Records for this exercise »
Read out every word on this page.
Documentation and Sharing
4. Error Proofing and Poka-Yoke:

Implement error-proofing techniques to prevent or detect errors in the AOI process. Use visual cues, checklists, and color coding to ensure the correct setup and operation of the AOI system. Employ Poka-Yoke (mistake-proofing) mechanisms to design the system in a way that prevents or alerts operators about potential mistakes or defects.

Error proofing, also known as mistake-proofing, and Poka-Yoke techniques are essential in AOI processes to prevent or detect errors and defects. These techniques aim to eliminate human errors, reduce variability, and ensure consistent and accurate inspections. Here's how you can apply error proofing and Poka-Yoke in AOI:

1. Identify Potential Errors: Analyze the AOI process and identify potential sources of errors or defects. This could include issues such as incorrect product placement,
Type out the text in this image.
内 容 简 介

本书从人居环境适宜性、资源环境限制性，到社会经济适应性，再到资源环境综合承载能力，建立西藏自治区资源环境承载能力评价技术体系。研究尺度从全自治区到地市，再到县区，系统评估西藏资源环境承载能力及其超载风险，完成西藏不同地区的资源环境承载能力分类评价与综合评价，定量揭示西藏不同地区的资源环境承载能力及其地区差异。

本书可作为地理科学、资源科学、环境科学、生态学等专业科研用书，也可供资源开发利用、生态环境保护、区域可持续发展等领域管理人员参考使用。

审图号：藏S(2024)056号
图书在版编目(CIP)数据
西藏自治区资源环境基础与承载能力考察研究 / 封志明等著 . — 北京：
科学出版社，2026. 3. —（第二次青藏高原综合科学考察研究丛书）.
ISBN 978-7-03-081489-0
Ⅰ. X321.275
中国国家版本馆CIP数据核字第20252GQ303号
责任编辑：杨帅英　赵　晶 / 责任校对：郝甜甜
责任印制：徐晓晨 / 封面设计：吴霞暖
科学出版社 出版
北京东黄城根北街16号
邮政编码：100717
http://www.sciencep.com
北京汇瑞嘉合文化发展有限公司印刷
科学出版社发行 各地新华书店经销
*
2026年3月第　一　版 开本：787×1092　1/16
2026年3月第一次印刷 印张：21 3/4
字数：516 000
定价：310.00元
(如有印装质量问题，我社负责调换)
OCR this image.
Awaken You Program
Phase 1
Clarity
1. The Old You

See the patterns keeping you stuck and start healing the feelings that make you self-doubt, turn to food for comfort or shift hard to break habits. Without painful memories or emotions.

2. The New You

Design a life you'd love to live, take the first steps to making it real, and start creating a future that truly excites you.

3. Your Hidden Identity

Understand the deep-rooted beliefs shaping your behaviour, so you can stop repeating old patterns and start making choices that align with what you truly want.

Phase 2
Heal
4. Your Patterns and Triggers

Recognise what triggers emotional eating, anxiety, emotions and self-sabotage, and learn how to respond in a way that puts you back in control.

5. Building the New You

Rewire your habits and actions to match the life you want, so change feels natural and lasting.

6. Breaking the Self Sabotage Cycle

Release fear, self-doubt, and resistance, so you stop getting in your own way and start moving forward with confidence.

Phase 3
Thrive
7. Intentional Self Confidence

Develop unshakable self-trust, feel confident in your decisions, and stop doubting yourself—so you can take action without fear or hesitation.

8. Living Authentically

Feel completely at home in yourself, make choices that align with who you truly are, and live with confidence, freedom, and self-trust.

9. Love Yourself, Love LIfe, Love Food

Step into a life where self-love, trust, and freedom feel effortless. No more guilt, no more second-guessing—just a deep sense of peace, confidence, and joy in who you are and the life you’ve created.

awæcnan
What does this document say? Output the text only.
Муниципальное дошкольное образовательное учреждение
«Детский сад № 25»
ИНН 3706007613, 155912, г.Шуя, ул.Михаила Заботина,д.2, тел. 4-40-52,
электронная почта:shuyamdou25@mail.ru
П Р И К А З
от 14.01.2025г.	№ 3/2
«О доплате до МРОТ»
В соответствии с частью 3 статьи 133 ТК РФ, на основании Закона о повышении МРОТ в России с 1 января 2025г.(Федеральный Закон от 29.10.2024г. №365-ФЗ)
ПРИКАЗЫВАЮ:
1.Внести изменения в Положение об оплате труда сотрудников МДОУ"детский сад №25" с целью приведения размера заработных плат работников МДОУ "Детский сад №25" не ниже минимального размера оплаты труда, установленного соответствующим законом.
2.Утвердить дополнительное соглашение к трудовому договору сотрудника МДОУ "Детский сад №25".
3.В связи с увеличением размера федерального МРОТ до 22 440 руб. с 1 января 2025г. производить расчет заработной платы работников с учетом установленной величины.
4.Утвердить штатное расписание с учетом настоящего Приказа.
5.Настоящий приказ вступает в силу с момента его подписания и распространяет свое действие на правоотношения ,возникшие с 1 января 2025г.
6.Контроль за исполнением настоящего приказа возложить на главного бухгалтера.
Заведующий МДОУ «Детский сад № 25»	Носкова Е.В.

Goal »
Keep only the lines that hold the string "truly", and copy them out.

Result below »
Design a life you'd love to live, take the first steps to making it real, and start creating a future that truly excites you.
Understand the deep-rooted beliefs shaping your behaviour, so you can stop repeating old patterns and start making choices that align with what you truly want.
Feel completely at home in yourself, make choices that align with who you truly are, and live with confidence, freedom, and self-trust.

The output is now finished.